Required task:
Answer with one number: the count of lines in the listing below that hold the word "kami".

Supplied data:
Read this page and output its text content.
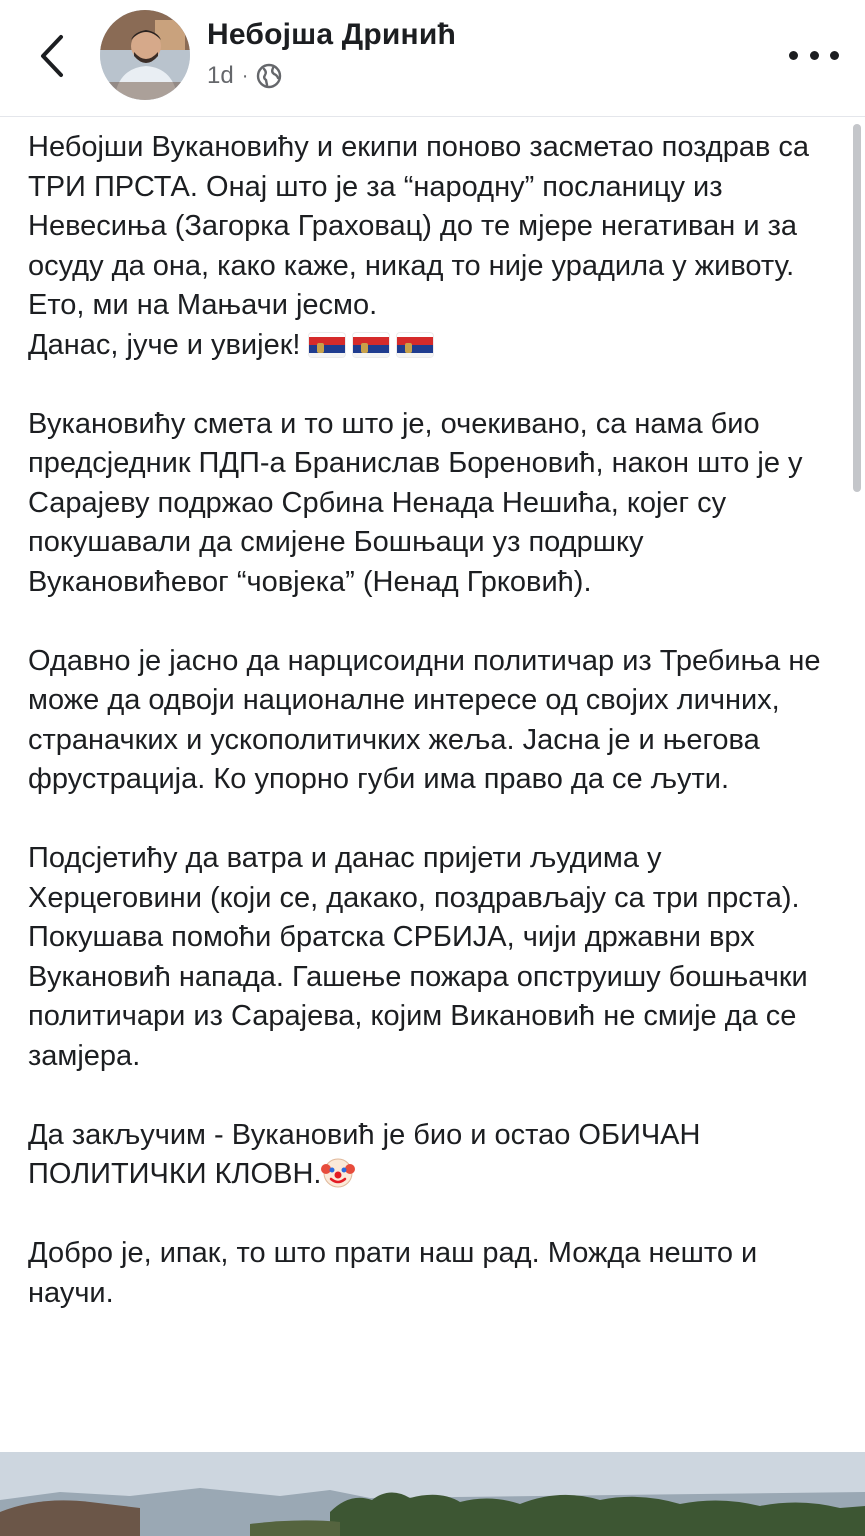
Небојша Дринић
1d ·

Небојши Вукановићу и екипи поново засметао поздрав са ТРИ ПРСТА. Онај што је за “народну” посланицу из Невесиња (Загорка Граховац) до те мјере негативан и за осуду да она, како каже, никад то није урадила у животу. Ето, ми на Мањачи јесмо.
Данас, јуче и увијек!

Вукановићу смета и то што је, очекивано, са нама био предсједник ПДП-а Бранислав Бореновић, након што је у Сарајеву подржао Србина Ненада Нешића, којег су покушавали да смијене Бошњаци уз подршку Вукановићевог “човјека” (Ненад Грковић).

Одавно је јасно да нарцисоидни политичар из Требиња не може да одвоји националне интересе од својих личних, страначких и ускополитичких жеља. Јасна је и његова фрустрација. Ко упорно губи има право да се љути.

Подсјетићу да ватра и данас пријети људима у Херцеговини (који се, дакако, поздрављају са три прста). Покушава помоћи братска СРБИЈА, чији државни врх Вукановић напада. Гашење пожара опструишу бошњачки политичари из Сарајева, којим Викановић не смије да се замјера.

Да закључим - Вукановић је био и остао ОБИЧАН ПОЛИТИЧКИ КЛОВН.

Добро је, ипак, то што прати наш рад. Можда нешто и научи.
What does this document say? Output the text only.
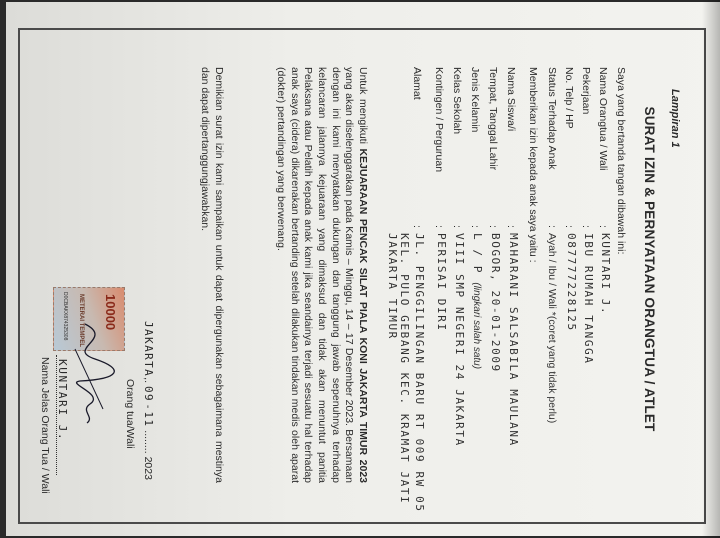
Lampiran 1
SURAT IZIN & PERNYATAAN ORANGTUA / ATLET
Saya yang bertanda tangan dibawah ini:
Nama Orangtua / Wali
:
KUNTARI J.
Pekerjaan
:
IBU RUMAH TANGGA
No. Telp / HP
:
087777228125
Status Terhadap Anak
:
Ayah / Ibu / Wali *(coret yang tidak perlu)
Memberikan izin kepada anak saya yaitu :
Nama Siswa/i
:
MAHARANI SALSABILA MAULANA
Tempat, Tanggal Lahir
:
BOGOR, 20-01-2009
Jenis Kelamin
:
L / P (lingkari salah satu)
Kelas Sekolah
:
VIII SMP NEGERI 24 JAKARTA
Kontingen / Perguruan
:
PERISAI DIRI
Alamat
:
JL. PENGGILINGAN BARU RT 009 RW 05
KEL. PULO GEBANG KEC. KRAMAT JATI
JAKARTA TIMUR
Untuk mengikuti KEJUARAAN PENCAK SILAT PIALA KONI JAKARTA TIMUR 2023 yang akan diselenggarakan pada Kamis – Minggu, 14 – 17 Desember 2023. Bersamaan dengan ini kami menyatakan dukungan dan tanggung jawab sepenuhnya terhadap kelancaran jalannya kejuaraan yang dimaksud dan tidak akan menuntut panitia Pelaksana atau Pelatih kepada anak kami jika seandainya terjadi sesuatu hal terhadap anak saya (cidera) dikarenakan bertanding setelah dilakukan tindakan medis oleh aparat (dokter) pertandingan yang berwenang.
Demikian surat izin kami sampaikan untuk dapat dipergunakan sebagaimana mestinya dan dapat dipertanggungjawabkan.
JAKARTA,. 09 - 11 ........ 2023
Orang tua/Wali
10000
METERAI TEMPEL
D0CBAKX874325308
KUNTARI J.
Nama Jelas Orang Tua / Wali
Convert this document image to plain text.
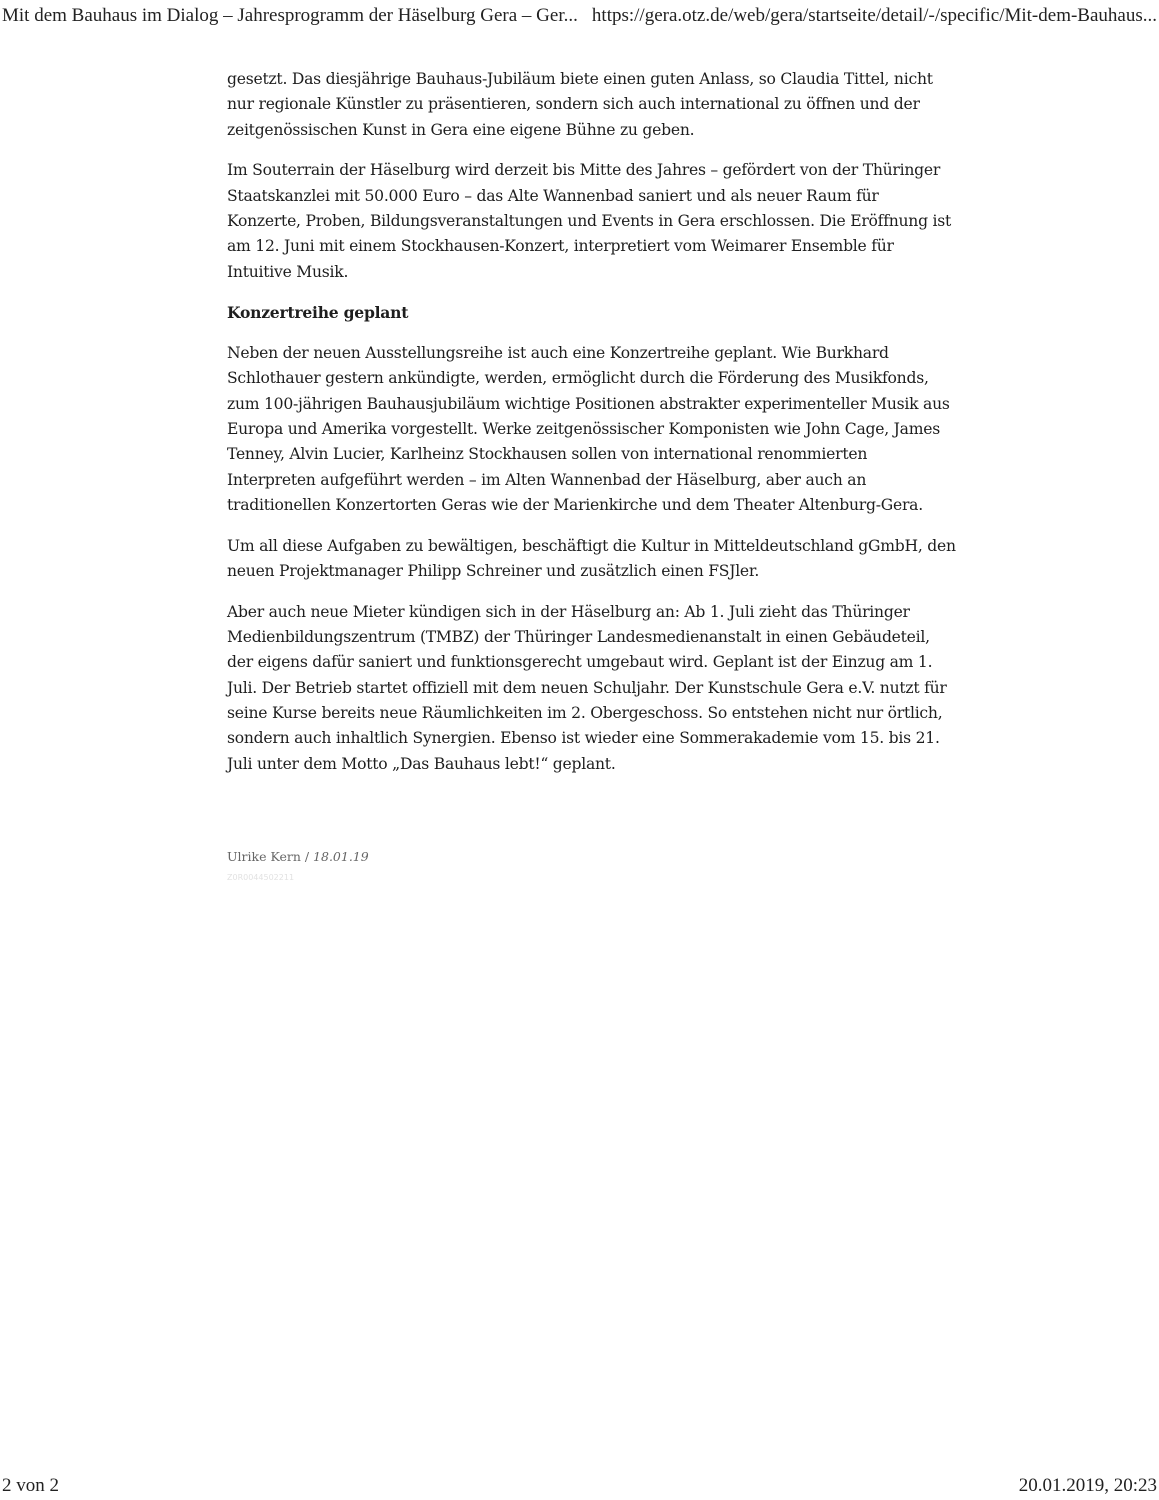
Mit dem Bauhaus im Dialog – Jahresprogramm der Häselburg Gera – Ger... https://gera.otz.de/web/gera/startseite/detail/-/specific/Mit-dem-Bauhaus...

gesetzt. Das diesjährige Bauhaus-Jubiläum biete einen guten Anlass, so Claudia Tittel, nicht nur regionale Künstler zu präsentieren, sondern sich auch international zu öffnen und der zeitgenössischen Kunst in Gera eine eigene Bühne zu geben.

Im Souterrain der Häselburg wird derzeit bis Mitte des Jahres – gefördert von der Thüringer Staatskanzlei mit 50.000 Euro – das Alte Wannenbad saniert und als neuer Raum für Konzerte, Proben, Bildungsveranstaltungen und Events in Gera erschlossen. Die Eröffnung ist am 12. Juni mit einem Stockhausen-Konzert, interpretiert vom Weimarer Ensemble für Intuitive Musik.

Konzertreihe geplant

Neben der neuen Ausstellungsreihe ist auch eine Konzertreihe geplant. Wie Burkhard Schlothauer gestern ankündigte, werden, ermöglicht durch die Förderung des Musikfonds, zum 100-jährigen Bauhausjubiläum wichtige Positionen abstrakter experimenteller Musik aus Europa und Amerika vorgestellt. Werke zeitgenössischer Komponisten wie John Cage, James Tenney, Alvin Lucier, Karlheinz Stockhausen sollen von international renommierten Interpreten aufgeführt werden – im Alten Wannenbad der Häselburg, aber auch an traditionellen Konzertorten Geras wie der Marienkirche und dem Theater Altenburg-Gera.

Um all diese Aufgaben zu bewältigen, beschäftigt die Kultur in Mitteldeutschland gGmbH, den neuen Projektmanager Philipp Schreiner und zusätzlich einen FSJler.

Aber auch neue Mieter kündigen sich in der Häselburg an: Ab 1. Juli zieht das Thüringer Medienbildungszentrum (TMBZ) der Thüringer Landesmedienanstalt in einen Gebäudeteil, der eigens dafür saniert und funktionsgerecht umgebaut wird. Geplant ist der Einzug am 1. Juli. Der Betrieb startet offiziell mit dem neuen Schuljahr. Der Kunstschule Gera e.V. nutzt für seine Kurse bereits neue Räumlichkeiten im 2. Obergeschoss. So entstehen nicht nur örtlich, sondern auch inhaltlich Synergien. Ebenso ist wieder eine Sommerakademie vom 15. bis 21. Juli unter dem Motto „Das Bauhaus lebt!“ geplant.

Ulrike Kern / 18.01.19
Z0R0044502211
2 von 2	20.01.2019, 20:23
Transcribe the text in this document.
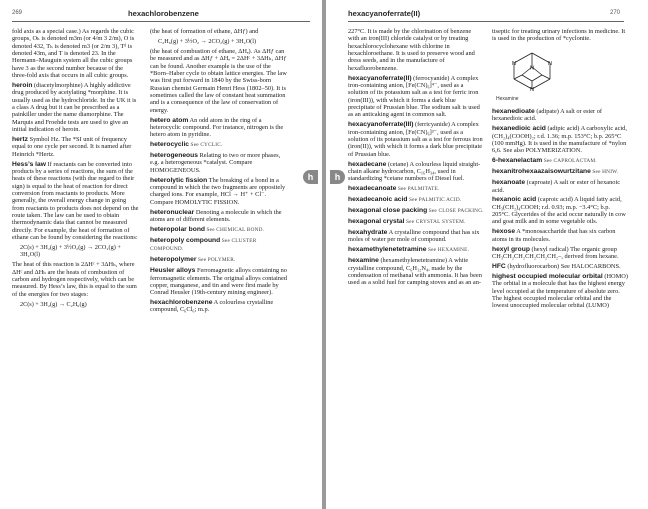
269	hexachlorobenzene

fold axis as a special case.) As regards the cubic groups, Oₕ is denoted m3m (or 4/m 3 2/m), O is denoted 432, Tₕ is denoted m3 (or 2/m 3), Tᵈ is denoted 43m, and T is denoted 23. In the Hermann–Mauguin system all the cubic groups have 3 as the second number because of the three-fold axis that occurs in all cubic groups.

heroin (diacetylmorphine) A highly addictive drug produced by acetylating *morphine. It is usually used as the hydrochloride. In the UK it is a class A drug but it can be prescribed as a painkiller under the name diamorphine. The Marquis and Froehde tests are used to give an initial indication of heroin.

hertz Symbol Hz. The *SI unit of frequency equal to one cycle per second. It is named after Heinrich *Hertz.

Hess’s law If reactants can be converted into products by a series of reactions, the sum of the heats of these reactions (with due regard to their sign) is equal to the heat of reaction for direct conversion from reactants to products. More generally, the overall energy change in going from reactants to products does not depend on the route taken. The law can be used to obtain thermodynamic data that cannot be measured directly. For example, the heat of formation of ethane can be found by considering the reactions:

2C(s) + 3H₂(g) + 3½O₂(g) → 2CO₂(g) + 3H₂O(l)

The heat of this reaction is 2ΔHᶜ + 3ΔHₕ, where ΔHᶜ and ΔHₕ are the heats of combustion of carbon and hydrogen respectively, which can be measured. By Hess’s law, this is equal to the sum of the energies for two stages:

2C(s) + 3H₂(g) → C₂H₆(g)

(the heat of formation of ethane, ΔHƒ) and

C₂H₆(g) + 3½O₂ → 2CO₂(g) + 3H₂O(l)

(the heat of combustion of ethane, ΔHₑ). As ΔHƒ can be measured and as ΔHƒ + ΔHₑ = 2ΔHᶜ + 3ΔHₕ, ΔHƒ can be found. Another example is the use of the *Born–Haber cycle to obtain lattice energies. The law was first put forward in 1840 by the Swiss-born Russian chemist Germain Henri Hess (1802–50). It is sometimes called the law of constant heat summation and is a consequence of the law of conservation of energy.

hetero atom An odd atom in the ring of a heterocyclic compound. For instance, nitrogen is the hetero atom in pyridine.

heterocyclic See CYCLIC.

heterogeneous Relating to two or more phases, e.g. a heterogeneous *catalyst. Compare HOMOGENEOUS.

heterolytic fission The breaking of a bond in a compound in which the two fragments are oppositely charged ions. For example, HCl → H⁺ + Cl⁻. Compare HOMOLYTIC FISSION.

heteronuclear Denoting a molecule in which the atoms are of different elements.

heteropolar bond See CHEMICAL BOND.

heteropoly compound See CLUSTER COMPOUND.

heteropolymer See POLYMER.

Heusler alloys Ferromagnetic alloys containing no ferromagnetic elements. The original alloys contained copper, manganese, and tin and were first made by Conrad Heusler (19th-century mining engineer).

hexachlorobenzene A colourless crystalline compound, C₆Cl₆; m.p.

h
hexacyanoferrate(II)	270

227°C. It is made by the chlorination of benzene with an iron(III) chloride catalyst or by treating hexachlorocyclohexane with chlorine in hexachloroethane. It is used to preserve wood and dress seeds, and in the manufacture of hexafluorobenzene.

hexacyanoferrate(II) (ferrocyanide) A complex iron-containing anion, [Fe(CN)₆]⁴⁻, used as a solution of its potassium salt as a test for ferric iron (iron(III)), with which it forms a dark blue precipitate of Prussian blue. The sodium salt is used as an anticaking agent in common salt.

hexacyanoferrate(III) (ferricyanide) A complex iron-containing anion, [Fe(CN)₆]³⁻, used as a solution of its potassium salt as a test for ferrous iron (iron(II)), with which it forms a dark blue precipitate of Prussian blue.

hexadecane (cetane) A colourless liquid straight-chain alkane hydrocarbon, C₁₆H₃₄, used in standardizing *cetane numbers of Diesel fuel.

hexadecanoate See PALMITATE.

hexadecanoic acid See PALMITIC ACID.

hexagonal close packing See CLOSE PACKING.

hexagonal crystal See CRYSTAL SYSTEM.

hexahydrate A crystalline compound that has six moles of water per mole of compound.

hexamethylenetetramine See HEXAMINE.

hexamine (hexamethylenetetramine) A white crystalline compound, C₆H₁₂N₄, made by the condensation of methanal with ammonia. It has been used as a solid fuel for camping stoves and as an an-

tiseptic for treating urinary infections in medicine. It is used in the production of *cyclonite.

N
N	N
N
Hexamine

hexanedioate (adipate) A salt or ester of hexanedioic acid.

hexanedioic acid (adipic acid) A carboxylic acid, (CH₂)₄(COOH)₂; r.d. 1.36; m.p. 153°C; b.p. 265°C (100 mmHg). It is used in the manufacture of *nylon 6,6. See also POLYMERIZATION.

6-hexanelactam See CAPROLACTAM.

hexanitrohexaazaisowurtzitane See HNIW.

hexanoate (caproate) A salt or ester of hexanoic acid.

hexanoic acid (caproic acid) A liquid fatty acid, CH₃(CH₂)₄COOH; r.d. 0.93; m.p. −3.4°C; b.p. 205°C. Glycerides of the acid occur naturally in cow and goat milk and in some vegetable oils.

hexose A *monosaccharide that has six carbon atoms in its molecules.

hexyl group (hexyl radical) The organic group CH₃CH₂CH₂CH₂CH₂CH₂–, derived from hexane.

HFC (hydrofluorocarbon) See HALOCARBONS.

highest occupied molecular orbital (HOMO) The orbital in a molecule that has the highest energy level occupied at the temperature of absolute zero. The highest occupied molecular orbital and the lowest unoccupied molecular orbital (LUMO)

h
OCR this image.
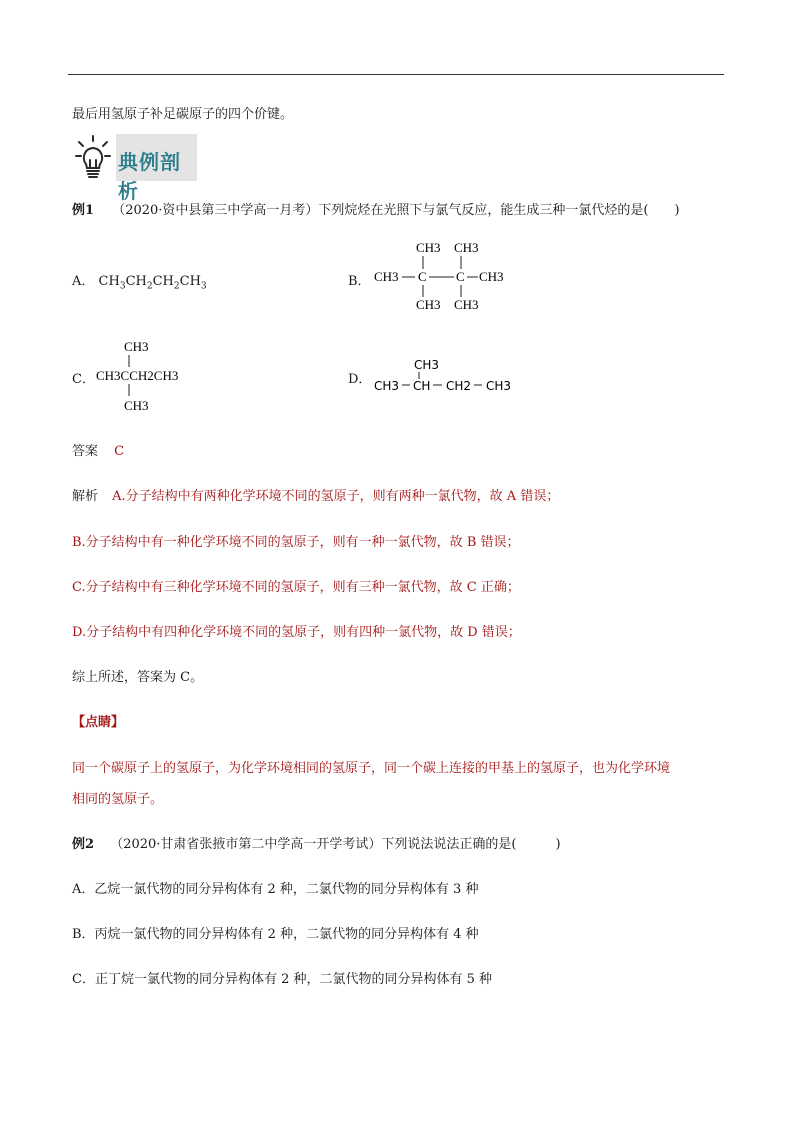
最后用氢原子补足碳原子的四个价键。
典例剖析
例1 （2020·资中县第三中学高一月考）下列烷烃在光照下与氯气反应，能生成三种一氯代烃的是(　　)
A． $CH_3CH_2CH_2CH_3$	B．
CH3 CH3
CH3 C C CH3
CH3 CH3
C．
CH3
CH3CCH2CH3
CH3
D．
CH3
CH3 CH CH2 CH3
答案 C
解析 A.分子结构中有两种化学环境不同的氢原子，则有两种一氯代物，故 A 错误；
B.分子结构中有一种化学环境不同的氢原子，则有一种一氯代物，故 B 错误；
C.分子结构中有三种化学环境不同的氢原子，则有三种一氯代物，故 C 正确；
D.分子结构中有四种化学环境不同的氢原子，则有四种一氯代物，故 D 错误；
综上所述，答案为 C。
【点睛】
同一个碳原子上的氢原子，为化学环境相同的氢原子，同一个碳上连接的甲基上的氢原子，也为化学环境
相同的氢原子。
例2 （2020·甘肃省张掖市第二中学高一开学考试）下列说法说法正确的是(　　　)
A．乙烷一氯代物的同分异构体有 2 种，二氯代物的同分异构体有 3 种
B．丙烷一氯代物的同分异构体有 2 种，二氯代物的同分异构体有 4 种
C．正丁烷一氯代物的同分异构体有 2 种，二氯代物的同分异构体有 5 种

Answer to the exercise:
2